### WHAT IS BEING ASKED
Set down the whole listing verbatim.

Saved entries:
***
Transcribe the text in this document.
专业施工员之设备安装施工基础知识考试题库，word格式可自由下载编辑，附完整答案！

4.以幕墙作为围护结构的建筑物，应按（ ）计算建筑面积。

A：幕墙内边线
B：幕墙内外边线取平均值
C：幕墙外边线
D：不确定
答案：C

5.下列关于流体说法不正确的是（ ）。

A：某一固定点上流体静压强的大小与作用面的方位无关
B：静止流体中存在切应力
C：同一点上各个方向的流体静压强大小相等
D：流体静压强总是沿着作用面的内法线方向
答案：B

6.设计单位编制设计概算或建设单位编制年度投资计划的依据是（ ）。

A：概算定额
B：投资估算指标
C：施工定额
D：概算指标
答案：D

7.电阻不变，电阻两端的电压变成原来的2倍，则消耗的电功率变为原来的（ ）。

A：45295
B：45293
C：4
***
### SOLVED PROBLEM
Transcribe the text in this document.
专业施工员之设备安装施工基础知识考试题库，word格式可自由下载编辑，附完整答案！

4.以幕墙作为围护结构的建筑物，应按（ ）计算建筑面积。

A：幕墙内边线
B：幕墙内外边线取平均值
C：幕墙外边线
D：不确定
答案：C

5.下列关于流体说法不正确的是（ ）。

A：某一固定点上流体静压强的大小与作用面的方位无关
B：静止流体中存在切应力
C：同一点上各个方向的流体静压强大小相等
D：流体静压强总是沿着作用面的内法线方向
答案：B

6.设计单位编制设计概算或建设单位编制年度投资计划的依据是（ ）。

A：概算定额
B：投资估算指标
C：施工定额
D：概算指标
答案：D

7.电阻不变，电阻两端的电压变成原来的2倍，则消耗的电功率变为原来的（ ）。

A：45295
B：45293
C：4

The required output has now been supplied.